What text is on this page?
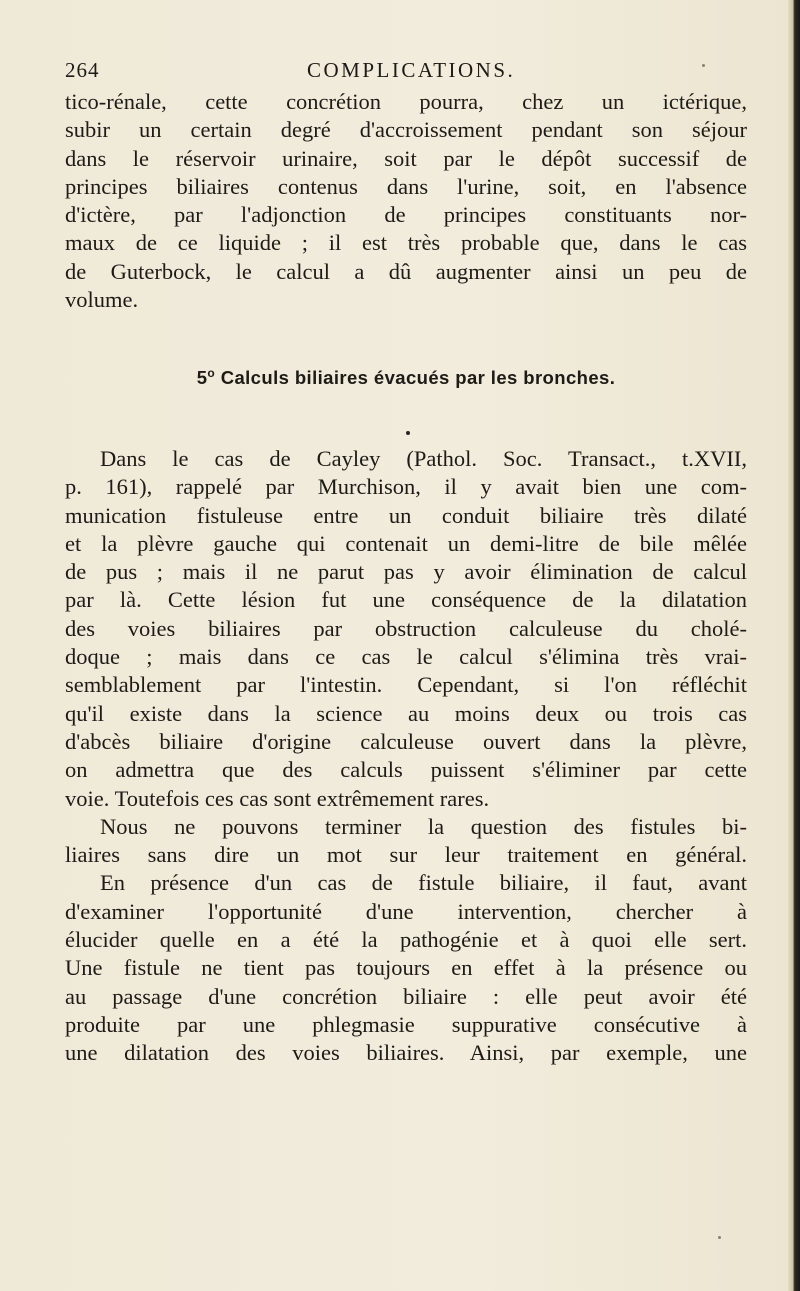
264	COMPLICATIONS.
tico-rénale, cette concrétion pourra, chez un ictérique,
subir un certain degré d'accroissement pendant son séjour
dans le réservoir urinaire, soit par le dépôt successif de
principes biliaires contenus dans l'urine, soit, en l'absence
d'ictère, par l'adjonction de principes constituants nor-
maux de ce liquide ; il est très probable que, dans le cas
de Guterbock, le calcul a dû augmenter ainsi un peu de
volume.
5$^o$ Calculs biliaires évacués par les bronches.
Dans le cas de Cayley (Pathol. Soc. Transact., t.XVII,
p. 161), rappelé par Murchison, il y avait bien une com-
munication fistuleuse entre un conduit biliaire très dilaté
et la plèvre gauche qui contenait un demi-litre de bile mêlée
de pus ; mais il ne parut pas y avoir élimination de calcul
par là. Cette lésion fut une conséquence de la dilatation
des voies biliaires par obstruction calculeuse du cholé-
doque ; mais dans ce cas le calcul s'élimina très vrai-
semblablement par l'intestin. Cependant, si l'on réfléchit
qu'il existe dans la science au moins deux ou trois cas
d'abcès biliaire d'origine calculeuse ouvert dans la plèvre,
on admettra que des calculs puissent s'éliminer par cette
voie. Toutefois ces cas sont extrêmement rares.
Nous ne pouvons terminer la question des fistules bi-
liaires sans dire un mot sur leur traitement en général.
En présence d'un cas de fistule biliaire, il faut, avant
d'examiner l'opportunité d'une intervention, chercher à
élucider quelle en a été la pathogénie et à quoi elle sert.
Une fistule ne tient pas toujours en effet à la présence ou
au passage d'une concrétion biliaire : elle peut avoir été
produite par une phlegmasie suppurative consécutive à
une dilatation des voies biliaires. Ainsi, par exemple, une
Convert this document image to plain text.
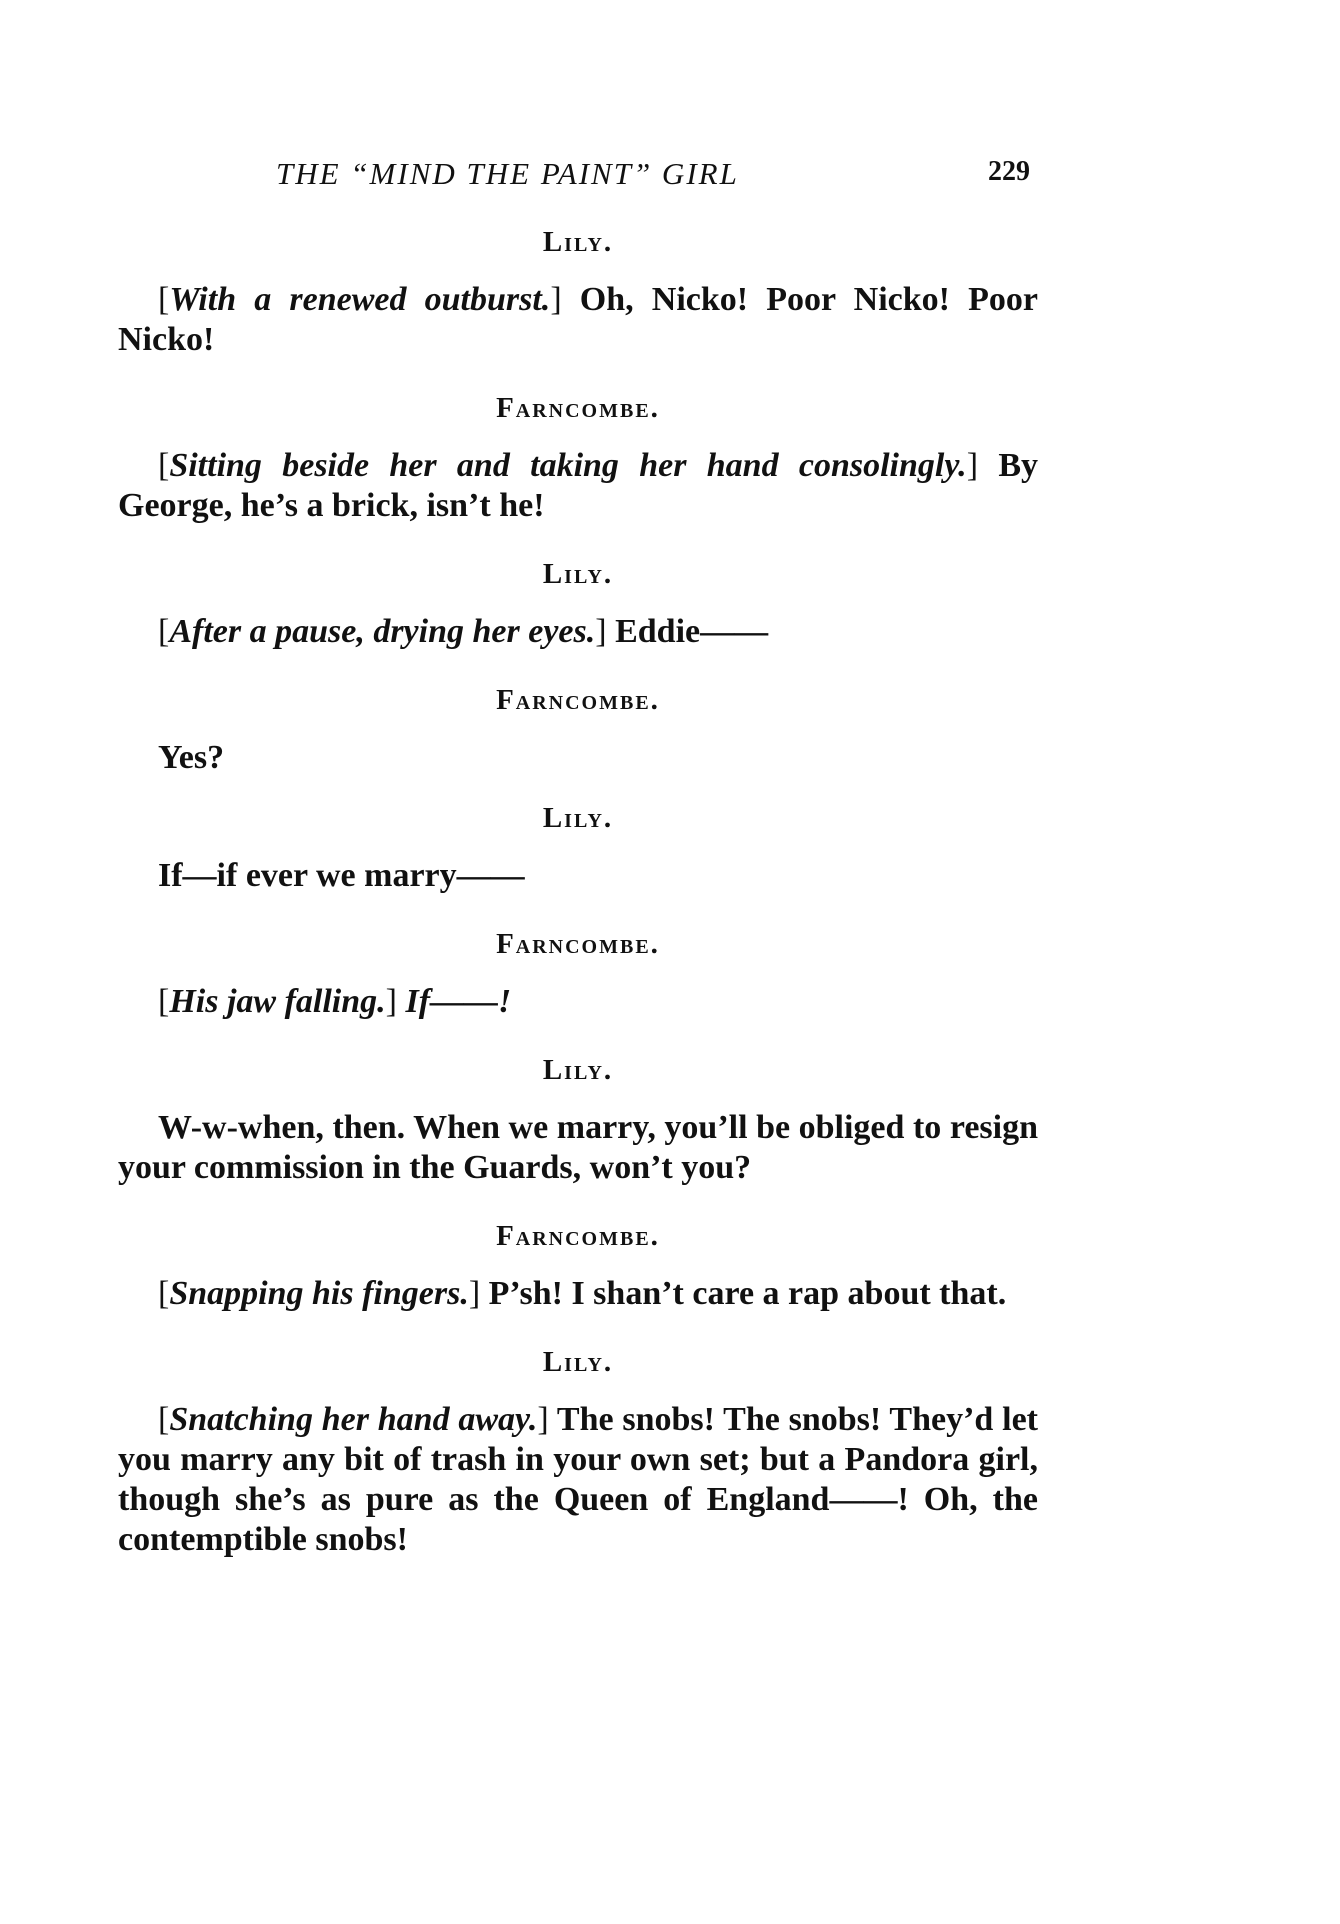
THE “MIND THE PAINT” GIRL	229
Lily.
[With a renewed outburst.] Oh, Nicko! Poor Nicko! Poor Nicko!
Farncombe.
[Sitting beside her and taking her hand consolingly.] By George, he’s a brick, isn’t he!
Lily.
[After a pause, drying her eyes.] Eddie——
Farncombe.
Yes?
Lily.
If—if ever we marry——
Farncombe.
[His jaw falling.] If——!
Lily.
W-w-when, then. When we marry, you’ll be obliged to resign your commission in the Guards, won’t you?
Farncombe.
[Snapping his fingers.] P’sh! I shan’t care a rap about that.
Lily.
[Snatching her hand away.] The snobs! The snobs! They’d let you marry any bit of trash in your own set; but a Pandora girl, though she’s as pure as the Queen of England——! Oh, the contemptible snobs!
+--
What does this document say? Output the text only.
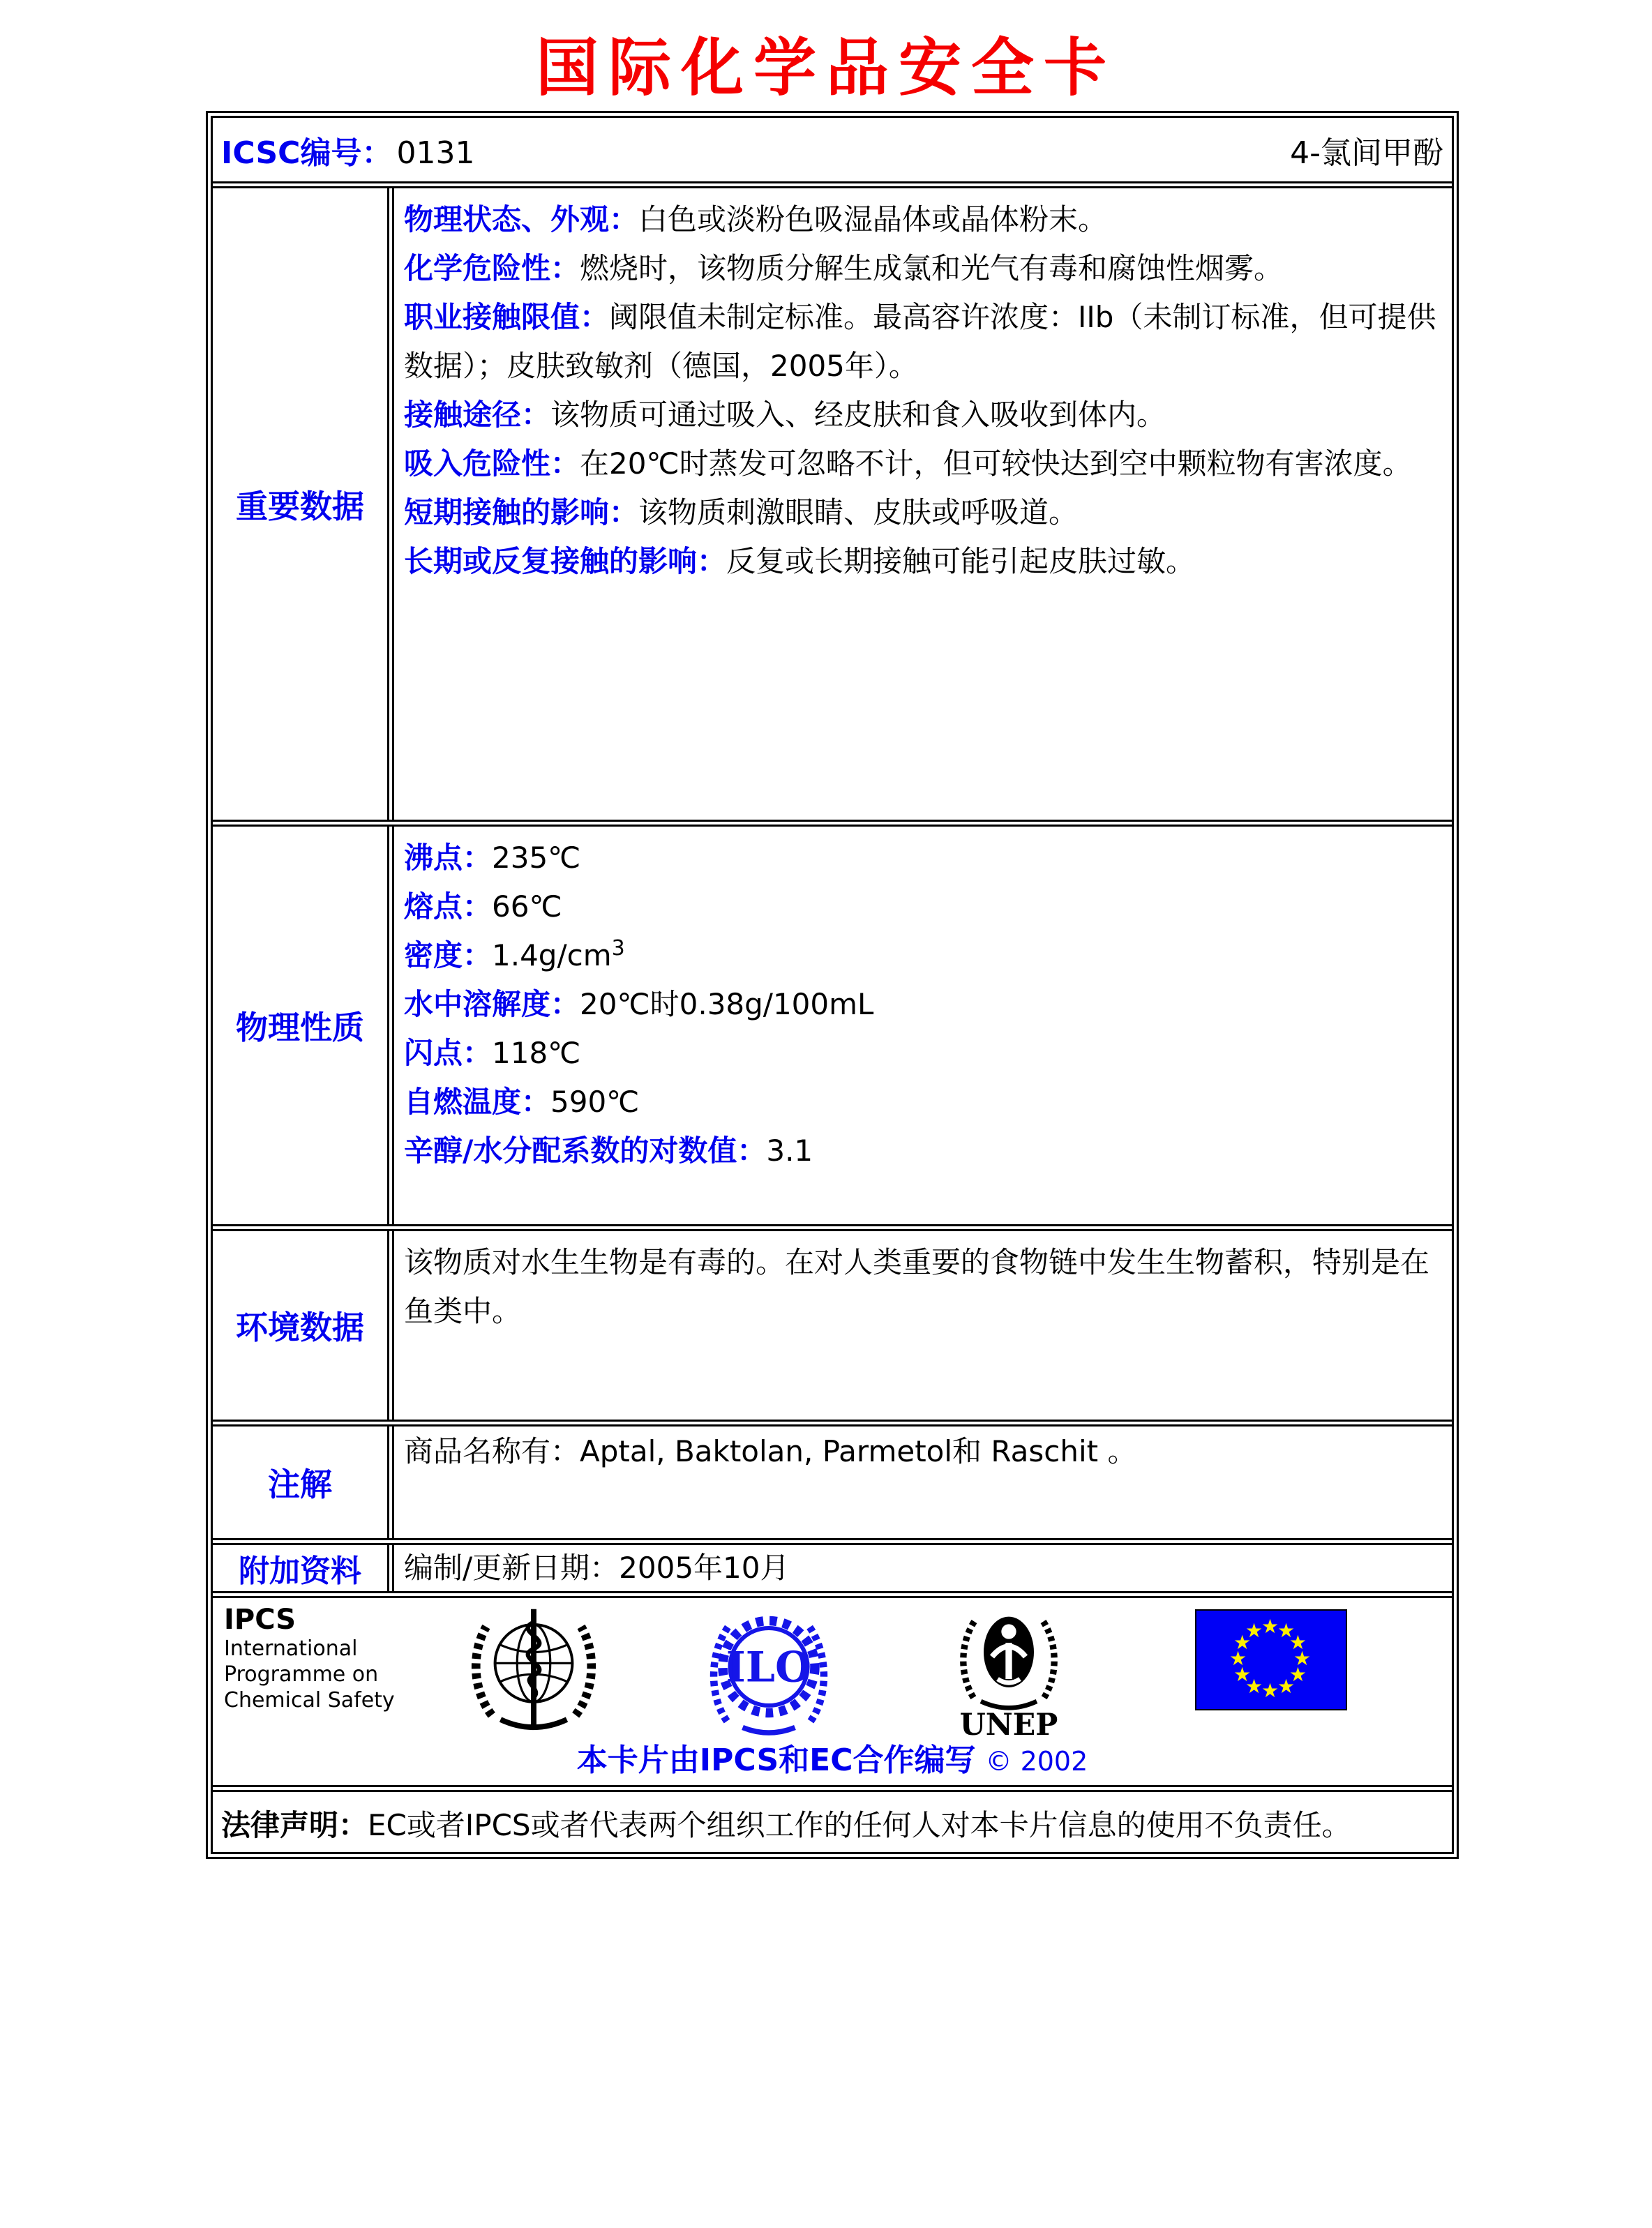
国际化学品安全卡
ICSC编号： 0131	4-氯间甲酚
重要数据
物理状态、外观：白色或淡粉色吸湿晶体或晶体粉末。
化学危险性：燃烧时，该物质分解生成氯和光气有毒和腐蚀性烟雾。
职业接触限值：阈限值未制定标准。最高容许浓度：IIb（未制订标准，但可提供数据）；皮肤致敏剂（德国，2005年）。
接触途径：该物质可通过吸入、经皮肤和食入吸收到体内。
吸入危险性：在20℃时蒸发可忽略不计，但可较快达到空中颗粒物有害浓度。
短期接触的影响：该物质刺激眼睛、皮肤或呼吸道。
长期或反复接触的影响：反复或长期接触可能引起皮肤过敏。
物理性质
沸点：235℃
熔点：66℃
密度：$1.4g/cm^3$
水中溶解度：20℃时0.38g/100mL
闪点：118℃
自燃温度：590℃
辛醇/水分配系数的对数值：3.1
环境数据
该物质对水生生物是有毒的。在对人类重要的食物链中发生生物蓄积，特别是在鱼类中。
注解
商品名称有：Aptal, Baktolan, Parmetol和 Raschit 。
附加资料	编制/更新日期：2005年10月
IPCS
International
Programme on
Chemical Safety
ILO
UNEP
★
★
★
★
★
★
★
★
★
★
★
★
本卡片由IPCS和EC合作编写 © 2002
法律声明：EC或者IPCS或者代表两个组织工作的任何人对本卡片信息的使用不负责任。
+--
== PROBLEM TO SOLVE ==
Within the data above, pick out all lines holding the word "très".

== SOLUTION BELOW ==
maux de ce liquide ; il est très probable que, dans le cas
munication fistuleuse entre un conduit biliaire très dilaté
doque ; mais dans ce cas le calcul s'élimina très vrai-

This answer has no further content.